* GIVEN PROBLEM *
Repeat the whole of the data, keeping every detail the same.

* ENTRIES SHOWN *
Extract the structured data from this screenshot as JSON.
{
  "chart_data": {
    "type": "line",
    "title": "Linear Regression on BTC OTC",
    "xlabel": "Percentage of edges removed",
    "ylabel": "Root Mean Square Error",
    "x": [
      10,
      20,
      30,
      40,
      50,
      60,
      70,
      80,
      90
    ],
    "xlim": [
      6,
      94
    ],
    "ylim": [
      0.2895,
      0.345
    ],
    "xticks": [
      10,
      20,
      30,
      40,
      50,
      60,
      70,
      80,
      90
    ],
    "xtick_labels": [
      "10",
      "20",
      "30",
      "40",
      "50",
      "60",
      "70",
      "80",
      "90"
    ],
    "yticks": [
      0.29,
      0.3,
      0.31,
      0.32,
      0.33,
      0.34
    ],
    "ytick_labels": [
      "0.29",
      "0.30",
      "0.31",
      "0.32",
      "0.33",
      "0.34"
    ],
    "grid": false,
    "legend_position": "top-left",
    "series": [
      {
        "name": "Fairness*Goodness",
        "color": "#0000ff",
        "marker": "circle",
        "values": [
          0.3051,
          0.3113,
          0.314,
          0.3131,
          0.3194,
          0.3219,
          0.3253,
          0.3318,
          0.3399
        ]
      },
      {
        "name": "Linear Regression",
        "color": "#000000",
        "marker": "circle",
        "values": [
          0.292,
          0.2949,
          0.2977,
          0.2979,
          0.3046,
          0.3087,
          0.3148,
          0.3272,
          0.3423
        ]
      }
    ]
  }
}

* OUTPUT *
Extract the structured data from this screenshot as JSON.
{
  "chart_data": {
    "type": "line",
    "title": "Linear Regression on BTC OTC",
    "xlabel": "Percentage of edges removed",
    "ylabel": "Root Mean Square Error",
    "x": [
      10,
      20,
      30,
      40,
      50,
      60,
      70,
      80,
      90
    ],
    "xlim": [
      6,
      94
    ],
    "ylim": [
      0.2895,
      0.345
    ],
    "xticks": [
      10,
      20,
      30,
      40,
      50,
      60,
      70,
      80,
      90
    ],
    "xtick_labels": [
      "10",
      "20",
      "30",
      "40",
      "50",
      "60",
      "70",
      "80",
      "90"
    ],
    "yticks": [
      0.29,
      0.3,
      0.31,
      0.32,
      0.33,
      0.34
    ],
    "ytick_labels": [
      "0.29",
      "0.30",
      "0.31",
      "0.32",
      "0.33",
      "0.34"
    ],
    "grid": false,
    "legend_position": "top-left",
    "series": [
      {
        "name": "Fairness*Goodness",
        "color": "#0000ff",
        "marker": "circle",
        "values": [
          0.3051,
          0.3113,
          0.314,
          0.3131,
          0.3194,
          0.3219,
          0.3253,
          0.3318,
          0.3399
        ]
      },
      {
        "name": "Linear Regression",
        "color": "#000000",
        "marker": "circle",
        "values": [
          0.292,
          0.2949,
          0.2977,
          0.2979,
          0.3046,
          0.3087,
          0.3148,
          0.3272,
          0.3423
        ]
      }
    ]
  }
}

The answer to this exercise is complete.